◆ **What you will do**
Copy every line of the following data that includes the string "fecha".

◆ **Information shown**
━━━━

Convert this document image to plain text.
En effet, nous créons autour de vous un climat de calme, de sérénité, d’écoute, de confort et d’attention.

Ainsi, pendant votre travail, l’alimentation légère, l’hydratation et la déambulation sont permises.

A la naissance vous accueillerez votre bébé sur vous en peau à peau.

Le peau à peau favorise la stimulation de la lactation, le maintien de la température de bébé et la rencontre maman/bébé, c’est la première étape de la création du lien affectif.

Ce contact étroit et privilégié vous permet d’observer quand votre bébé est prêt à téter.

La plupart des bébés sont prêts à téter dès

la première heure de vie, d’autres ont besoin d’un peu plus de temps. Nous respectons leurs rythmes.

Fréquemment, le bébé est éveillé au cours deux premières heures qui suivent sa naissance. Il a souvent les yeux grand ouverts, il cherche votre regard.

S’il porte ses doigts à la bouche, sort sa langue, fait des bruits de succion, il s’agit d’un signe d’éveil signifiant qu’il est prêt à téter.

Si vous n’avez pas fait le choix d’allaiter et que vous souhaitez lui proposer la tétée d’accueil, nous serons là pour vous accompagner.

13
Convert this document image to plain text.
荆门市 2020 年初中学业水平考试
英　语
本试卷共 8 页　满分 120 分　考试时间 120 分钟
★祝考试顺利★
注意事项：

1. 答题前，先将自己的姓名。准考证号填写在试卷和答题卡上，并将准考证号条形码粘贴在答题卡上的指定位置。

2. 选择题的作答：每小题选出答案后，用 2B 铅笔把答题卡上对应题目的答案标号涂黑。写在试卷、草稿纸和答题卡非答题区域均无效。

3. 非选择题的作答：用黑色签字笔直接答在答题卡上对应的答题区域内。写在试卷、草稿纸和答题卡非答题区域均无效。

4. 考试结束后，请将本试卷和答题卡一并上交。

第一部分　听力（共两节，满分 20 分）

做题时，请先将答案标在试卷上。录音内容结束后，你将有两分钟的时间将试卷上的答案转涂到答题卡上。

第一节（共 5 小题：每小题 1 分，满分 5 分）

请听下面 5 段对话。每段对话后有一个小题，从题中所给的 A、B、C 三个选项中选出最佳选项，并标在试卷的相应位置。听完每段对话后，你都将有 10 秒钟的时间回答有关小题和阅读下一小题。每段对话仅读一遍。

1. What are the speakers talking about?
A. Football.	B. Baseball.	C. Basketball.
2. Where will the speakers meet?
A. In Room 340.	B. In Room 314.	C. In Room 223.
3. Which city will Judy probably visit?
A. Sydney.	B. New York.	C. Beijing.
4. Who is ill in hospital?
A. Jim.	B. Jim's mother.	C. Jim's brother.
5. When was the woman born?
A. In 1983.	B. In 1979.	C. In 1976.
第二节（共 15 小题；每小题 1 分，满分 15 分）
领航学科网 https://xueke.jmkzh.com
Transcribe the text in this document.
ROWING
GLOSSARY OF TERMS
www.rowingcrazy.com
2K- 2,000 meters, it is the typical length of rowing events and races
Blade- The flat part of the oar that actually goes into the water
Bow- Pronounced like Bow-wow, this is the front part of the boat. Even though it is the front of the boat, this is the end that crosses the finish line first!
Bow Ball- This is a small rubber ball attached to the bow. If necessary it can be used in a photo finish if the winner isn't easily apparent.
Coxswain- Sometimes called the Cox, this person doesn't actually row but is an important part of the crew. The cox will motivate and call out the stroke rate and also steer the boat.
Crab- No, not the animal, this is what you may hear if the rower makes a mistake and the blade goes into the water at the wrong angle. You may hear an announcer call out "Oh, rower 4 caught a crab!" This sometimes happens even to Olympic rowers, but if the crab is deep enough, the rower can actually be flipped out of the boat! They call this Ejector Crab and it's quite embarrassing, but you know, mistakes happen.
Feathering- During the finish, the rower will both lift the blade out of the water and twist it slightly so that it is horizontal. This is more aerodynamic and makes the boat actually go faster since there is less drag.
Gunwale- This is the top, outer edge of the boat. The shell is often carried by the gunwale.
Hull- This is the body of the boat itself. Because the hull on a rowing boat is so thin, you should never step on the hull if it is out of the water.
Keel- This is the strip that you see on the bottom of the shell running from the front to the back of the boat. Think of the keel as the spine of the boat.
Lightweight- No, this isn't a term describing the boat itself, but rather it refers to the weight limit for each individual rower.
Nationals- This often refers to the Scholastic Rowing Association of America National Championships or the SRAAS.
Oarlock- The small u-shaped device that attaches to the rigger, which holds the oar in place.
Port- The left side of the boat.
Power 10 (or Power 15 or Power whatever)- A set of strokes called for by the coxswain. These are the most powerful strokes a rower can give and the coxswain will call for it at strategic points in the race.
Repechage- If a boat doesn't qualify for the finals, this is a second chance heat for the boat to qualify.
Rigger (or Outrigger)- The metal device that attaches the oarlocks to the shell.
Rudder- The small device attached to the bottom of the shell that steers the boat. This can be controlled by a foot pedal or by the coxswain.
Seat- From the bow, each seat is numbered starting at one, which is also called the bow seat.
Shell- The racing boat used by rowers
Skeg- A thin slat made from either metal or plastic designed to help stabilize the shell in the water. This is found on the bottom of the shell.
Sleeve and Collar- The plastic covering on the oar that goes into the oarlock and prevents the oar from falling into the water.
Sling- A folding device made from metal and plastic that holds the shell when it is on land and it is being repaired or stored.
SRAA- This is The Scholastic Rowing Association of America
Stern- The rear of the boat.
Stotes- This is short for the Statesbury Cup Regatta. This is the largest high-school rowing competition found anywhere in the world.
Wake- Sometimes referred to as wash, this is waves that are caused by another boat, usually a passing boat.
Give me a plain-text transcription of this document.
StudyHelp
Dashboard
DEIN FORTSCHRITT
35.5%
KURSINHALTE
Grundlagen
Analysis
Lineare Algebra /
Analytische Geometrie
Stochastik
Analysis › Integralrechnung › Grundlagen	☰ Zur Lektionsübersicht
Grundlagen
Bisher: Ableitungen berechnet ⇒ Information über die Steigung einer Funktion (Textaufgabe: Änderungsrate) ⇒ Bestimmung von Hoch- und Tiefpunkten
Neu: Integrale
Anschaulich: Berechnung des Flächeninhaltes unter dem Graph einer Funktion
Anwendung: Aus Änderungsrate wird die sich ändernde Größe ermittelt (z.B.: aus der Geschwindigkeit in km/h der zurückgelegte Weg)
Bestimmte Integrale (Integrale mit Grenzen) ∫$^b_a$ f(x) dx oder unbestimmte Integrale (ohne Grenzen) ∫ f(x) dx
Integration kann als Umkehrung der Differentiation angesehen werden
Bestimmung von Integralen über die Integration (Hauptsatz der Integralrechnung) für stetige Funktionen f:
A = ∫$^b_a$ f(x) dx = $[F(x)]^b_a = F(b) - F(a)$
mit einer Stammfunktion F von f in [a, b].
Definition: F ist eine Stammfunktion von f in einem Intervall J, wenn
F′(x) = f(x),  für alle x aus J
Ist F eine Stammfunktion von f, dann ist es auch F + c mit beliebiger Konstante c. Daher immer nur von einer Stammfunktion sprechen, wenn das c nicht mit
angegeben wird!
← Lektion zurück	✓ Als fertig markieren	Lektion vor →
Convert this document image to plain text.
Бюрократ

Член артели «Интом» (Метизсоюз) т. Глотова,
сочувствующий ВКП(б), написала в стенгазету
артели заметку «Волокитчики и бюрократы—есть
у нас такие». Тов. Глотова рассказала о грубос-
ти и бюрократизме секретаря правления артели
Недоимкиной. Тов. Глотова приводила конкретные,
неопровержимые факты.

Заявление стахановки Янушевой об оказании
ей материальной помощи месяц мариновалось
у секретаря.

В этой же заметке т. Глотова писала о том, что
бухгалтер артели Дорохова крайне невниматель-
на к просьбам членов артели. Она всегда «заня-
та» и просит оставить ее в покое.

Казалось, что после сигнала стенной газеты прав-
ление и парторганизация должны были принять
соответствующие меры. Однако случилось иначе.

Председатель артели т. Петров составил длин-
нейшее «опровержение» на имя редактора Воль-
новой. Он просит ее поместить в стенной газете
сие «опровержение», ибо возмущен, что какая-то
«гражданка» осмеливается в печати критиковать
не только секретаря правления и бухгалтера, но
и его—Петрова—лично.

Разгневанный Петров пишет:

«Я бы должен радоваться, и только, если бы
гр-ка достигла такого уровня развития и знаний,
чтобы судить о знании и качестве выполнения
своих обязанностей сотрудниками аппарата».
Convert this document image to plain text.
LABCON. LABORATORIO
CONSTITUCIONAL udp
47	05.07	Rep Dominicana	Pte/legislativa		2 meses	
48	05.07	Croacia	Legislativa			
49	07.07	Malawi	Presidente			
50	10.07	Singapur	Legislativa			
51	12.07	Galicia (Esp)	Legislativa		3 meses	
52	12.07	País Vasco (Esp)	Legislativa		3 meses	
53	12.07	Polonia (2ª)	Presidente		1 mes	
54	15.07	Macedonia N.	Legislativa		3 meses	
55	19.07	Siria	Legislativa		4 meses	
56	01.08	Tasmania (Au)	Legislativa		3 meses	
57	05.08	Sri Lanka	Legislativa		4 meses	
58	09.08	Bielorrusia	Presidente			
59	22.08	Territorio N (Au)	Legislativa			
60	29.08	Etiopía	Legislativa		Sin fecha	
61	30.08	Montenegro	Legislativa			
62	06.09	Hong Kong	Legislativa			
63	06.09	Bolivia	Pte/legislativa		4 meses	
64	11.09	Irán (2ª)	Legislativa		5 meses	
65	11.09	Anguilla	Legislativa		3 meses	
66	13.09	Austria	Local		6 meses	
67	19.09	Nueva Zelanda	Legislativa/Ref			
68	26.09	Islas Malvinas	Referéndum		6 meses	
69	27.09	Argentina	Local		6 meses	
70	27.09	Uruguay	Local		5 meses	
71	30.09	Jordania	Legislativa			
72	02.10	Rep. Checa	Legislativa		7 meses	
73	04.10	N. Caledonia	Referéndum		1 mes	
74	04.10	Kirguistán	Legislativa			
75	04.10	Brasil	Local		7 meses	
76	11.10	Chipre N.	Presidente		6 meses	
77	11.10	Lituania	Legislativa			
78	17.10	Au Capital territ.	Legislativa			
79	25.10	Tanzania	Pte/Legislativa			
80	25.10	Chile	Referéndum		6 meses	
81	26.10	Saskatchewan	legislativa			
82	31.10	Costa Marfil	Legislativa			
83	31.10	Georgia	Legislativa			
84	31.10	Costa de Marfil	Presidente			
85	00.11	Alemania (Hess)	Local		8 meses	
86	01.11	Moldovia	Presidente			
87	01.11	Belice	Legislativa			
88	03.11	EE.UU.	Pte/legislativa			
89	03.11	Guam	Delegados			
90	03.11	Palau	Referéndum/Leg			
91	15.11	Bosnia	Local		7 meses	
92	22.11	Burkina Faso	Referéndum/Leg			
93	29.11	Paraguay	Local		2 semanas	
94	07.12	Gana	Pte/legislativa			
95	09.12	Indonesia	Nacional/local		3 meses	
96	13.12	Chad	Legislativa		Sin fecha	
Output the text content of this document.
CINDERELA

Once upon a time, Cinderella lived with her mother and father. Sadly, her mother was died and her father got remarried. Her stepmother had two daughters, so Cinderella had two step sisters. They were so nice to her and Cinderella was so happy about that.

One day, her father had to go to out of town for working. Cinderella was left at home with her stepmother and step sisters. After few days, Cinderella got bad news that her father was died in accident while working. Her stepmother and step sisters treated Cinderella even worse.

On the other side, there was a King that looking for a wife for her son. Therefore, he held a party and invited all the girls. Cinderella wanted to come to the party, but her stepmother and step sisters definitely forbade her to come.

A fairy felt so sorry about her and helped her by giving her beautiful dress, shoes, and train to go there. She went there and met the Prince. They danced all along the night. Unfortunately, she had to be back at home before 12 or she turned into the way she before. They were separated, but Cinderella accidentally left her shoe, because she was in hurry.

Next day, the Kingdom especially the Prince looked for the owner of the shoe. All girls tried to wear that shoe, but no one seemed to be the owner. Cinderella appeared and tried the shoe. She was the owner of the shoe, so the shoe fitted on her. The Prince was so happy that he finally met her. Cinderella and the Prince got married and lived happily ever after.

━━━━

◆ **Right answer**
60	29.08	Etiopía	Legislativa		Sin fecha	
96	13.12	Chad	Legislativa		Sin fecha	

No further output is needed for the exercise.